Return the count of lines that mention "like", with no other words.
** START Records provided **
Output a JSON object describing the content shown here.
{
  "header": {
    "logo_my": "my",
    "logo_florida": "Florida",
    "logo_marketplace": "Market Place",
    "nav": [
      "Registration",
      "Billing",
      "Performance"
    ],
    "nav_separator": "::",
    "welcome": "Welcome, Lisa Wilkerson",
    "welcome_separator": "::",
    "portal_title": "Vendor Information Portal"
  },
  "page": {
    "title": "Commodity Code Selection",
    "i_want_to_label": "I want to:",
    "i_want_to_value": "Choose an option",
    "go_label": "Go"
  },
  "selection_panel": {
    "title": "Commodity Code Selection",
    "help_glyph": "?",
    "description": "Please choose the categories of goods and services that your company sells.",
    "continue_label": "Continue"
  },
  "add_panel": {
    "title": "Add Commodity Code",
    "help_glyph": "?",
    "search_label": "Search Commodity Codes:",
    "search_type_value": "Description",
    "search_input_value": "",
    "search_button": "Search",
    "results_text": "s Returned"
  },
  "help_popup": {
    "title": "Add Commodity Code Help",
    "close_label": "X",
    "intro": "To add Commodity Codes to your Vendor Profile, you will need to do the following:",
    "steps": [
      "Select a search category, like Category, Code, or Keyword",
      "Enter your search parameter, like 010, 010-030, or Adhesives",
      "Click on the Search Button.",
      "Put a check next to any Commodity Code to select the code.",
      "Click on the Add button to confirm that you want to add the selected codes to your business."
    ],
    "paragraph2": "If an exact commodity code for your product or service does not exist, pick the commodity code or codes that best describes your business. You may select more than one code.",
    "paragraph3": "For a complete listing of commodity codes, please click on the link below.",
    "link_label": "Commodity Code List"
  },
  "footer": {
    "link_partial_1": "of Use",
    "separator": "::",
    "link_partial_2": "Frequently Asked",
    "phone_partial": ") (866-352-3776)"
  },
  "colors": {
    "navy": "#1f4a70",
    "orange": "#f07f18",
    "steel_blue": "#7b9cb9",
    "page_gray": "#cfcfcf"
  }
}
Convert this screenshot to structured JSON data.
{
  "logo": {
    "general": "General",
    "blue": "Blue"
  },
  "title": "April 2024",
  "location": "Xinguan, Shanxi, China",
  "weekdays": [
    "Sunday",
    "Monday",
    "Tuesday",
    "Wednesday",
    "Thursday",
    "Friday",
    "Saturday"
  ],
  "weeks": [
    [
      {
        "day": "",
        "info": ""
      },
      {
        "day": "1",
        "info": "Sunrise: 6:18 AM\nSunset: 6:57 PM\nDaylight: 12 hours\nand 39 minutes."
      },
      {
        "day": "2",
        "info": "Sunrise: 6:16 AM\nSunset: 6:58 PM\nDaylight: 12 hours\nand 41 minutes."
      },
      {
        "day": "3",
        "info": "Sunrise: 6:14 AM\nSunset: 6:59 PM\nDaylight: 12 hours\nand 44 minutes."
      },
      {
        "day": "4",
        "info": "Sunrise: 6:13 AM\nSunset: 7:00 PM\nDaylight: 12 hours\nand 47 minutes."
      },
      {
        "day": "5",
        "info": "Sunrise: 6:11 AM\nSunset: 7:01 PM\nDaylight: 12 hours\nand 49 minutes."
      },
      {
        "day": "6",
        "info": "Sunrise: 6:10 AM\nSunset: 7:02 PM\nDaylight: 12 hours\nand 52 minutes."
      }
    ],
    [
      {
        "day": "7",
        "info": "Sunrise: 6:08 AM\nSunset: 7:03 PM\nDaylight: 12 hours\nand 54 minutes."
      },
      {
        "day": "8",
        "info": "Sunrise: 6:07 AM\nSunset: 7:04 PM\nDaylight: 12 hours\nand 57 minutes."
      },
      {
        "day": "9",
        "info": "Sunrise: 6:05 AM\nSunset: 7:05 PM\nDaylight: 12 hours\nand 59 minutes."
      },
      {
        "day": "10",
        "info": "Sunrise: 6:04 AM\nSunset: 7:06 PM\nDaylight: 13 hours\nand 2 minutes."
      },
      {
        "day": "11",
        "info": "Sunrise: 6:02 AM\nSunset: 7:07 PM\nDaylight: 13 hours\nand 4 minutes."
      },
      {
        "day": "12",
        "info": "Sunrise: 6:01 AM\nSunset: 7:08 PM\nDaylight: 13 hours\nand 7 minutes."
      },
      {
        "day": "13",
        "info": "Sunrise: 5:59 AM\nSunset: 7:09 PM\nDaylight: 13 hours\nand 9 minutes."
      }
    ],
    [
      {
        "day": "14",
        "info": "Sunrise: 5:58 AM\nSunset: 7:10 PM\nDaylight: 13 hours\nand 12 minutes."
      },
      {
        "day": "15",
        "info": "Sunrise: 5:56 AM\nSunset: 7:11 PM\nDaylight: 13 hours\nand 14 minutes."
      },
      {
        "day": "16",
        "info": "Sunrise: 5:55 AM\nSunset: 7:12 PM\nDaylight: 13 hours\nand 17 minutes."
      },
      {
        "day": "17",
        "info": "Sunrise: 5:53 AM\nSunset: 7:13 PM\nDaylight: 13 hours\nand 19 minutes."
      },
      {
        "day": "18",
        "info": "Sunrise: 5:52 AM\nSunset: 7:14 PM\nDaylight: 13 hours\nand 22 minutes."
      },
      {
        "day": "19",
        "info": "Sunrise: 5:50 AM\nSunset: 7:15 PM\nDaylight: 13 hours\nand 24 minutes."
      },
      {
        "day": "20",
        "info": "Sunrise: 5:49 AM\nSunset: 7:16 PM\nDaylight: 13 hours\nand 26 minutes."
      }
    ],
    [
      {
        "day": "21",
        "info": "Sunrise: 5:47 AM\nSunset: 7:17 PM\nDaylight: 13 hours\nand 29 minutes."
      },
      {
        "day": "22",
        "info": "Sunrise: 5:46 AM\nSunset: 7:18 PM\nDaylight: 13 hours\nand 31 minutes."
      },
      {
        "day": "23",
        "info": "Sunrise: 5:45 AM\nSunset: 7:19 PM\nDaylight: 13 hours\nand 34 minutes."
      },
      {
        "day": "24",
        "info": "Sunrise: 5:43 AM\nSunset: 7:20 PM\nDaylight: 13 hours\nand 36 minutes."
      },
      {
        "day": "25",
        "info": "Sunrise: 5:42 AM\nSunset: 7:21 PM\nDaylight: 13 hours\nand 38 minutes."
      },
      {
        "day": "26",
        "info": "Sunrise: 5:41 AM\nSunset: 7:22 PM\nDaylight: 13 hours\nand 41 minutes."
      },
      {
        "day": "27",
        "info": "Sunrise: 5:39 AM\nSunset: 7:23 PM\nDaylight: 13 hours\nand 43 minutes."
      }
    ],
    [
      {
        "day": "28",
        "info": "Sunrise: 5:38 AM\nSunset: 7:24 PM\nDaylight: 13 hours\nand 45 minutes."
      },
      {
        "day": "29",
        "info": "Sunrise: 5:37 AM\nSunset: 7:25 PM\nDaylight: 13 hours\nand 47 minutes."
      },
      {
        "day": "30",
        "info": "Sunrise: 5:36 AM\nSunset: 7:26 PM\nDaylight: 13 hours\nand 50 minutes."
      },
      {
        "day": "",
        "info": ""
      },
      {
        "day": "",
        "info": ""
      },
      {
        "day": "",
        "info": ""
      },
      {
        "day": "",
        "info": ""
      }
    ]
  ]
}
** END Records provided **
Correct output :: 2